Set task A>
Answer these questions from the interview excerpt.
(i) What kind of data set does Razvan say flow data is?
(ii) What investment vehicle does Razvan name as one that investors move funds into?
(iii) How long a track record does Razvan say Aspect has?
Set task B> Copy the interview excerpt word for word from "Razvan:10:48It’s important to" to "actions of investors.".

Given passage>

** Start **

Razvan:10:48It’s important to break things down into their hypotheses. So, you always start every single model, every single idea that we do is rooted in some observable effect. And you have to be able to translate that into words, so, something like, I want to use flow data. What does that mean? So that’s an alternative data set, it’s basically allowing you to track the collective actions of investors.

So, I’m able to observe what a group of investors is doing by allocating resources, funds from one type of investment vehicle to another, it’s called ETFs, or whatever. That idea is quite simple to explain. So, we try to understand what is an aggregate investor doing over a particular timeframe. How you get that then translated from a simple idea into a real time model? That’s what we do. But, I don’t think it’s meant to be that difficult. If it is too difficult to explain, it’s really too complex or too fitted, or, quite likely… Well, I wouldn’t go as far as spurious but it shouldn’t be that difficult to explain the essence of a model.

Rodrigo:12:22Clearly being able to work on this type of communication has made Aspect quite successful. I’m curious to here, what do you think it’s a very competitive world and we always say internally that that investing is the most competitive landscape on the planet. So, what do you think has made Aspect successful, or, be able to survive as long as it has?

Razvan:12:48I think it’s, I mean, communication is one thing, but it’s ultimately, we’re a performance driven firm. We have to perform for our clients and we have to do so in a, I think I’ve used this word before, but intuitive manner. So, what we’ve done well over the years has been create resilient strategies that we have explained well, and it’s about being able to manage those expectations. For us, we have multiple investment horizons, our client base is predominantly institutional. And the idea is to make sure that whatever it is that we put together as a product, stays style pure within that line of work for as long as it needs to. Once you start to tinker with the nature of the product, that’s where I find is the most difficult thing to explain to clients. They might be disappointed, but they shouldn’t be surprised by your performance. It’s been a long time, over 20 years of track record at Aspect, some really strong performance and some really challenging times. And also some challenging performance at other times, but it’s always been about being upfront, being clear, and having set the right expectations up front. That really helps.

** End **

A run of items

** Start **

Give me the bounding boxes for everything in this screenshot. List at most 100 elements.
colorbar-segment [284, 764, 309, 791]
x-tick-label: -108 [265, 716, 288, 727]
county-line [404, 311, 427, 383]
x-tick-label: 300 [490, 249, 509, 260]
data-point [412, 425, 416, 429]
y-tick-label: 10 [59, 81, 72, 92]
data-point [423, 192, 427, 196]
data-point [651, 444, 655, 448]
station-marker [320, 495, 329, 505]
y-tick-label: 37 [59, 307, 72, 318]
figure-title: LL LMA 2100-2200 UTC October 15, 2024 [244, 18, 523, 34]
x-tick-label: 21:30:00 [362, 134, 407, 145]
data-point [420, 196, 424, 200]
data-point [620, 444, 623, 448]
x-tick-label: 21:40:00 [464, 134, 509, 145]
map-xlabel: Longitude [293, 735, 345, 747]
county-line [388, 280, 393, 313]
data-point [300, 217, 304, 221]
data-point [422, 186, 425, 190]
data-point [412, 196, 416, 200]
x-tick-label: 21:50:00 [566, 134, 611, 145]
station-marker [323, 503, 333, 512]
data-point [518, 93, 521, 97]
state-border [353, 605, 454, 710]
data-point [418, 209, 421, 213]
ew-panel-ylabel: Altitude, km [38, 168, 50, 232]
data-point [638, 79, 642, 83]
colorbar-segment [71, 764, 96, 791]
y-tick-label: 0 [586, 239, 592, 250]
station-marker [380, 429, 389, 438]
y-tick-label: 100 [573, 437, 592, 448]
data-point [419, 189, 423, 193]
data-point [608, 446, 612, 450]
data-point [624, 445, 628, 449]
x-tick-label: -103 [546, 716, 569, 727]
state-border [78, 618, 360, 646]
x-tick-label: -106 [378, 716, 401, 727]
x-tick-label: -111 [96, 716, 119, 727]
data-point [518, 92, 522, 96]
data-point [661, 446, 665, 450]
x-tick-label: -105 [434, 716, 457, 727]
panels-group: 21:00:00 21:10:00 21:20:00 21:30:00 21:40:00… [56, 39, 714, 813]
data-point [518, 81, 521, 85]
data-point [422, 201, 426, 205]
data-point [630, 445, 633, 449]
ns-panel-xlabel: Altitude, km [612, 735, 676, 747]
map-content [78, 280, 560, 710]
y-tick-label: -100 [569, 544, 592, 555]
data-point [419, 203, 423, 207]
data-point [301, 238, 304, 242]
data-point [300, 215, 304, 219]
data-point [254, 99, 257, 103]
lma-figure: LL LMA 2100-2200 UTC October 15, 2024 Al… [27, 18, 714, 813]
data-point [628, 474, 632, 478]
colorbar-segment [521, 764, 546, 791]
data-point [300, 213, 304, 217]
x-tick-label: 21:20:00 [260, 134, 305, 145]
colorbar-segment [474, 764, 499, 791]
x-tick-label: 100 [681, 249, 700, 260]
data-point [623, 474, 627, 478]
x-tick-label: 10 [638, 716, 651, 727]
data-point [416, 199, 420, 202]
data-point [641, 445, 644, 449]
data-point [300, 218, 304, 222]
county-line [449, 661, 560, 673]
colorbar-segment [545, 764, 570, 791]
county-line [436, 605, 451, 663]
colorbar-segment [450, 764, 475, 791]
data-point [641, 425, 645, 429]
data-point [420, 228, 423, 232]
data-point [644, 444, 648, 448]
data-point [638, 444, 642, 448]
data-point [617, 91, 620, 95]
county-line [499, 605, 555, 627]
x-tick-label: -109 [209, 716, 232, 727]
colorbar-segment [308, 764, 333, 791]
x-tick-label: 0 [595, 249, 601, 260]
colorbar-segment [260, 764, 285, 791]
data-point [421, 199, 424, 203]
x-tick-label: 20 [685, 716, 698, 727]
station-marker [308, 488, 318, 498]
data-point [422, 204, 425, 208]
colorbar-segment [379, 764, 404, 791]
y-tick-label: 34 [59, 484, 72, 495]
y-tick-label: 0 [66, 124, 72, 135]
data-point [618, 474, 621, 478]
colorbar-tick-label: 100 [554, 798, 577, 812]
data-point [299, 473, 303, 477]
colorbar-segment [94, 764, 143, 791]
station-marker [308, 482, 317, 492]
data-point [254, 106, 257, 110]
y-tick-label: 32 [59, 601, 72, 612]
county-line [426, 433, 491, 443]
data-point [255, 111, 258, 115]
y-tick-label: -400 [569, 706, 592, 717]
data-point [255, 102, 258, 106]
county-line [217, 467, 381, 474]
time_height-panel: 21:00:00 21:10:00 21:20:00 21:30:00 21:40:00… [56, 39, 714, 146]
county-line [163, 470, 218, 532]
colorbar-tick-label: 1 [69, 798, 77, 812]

** End **

Right answer A>
(i) An alternative data set.
(ii) ETFs.
(iii) Over 20 years.

Right answer B>
Razvan:10:48It’s important to break things down into their hypotheses. So, you always start every single model, every single idea that we do is rooted in some observable effect. And you have to be able to translate that into words, so, something like, I want to use flow data. What does that mean? So that’s an alternative data set, it’s basically allowing you to track the collective actions of investors.